WRITTEN REQUEST - Every line with the word "comment" in it should be extracted from the data that follows.

-- start GIVEN ENTRIES --

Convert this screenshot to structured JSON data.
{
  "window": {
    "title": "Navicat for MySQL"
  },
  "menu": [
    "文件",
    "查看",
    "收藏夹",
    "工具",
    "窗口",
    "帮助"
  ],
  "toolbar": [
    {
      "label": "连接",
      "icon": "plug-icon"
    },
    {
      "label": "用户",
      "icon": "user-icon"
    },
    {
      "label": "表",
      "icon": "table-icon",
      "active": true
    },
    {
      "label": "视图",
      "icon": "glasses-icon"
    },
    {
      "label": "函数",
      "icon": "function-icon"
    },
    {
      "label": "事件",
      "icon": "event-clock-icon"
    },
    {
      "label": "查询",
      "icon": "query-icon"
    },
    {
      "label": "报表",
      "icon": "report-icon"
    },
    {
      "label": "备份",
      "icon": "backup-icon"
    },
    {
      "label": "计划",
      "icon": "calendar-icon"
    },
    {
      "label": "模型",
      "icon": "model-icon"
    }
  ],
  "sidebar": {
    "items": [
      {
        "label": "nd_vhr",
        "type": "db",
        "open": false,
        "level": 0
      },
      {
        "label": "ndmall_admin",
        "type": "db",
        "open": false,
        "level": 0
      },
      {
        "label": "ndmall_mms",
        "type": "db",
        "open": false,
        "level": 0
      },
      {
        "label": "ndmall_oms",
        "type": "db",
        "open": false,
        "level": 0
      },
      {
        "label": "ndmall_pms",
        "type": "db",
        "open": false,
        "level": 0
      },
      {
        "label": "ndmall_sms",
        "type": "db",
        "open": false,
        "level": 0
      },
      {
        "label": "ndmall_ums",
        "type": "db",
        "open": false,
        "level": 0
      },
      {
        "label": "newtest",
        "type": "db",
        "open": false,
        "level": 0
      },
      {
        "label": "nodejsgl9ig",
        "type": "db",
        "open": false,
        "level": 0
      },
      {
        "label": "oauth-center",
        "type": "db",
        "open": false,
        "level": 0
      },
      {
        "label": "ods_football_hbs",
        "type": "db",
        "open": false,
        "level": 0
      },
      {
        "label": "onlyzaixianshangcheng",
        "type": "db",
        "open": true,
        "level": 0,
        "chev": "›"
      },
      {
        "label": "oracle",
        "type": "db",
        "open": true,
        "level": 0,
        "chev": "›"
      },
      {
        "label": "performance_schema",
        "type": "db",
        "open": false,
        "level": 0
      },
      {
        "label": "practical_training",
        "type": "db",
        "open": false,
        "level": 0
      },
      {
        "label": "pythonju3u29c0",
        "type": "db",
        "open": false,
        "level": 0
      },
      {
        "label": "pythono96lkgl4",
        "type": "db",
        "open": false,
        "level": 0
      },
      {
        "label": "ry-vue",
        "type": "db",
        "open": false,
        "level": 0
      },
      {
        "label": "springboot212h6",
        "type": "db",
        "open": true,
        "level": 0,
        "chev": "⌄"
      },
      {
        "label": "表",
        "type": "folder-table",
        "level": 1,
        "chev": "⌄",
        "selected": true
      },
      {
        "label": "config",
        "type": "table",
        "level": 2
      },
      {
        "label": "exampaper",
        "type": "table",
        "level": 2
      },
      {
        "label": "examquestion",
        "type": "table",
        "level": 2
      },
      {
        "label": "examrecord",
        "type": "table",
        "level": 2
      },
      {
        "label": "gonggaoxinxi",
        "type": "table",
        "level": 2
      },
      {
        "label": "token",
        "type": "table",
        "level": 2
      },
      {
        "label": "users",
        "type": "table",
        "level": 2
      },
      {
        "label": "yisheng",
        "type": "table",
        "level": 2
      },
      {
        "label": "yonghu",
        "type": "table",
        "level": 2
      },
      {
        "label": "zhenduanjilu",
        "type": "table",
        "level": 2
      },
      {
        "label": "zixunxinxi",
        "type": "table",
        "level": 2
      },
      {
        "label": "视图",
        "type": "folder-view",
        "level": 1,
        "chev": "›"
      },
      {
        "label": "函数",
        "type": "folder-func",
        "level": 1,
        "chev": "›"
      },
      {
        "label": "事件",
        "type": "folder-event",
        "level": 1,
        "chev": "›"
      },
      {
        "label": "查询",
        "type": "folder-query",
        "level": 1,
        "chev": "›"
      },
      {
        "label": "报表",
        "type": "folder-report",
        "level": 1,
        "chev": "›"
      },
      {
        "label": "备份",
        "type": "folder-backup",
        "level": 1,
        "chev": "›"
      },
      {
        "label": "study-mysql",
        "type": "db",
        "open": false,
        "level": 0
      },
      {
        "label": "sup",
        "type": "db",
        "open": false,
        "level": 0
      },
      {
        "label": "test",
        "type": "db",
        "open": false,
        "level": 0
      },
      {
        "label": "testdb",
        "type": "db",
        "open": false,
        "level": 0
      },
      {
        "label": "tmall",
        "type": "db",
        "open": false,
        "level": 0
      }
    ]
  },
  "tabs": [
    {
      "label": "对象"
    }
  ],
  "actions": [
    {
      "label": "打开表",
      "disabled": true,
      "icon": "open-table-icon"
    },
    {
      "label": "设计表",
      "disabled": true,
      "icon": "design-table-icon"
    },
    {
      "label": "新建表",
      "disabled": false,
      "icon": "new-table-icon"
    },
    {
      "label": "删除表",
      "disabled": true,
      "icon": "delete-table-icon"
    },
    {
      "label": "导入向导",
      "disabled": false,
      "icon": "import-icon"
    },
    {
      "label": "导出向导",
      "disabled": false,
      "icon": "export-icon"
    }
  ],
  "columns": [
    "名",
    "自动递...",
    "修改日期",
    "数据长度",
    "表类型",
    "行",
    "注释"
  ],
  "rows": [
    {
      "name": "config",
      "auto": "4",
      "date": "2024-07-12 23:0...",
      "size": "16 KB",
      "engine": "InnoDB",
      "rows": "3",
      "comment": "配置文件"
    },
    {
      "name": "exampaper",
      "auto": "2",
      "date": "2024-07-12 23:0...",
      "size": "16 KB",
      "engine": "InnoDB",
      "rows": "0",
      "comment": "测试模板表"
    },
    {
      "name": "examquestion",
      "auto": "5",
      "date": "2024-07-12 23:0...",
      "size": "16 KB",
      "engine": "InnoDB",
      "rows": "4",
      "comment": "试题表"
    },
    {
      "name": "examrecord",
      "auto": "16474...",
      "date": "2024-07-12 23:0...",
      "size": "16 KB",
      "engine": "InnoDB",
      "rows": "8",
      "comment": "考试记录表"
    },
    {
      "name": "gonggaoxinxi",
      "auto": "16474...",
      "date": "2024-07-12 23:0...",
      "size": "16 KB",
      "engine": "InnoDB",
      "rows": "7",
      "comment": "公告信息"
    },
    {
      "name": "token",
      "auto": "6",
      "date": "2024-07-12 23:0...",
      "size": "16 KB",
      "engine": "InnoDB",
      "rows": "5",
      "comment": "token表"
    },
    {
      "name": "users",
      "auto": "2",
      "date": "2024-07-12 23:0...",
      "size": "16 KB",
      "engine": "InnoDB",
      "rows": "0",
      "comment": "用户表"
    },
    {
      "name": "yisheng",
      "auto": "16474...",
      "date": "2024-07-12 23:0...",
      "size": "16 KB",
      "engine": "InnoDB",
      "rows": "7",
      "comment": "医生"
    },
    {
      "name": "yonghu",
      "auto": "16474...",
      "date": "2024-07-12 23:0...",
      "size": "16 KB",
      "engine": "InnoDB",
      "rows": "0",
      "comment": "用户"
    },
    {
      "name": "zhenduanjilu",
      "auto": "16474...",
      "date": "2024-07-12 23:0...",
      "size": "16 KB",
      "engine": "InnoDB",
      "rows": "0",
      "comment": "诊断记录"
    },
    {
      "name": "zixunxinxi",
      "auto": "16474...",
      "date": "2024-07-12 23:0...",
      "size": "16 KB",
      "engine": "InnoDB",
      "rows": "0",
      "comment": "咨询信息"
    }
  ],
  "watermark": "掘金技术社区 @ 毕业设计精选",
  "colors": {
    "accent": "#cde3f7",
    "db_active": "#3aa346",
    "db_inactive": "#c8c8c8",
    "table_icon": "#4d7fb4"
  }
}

-- end GIVEN ENTRIES --

EXERCISE ANSWER -
      "comment": "配置文件"
      "comment": "测试模板表"
      "comment": "试题表"
      "comment": "考试记录表"
      "comment": "公告信息"
      "comment": "token表"
      "comment": "用户表"
      "comment": "医生"
      "comment": "用户"
      "comment": "诊断记录"
      "comment": "咨询信息"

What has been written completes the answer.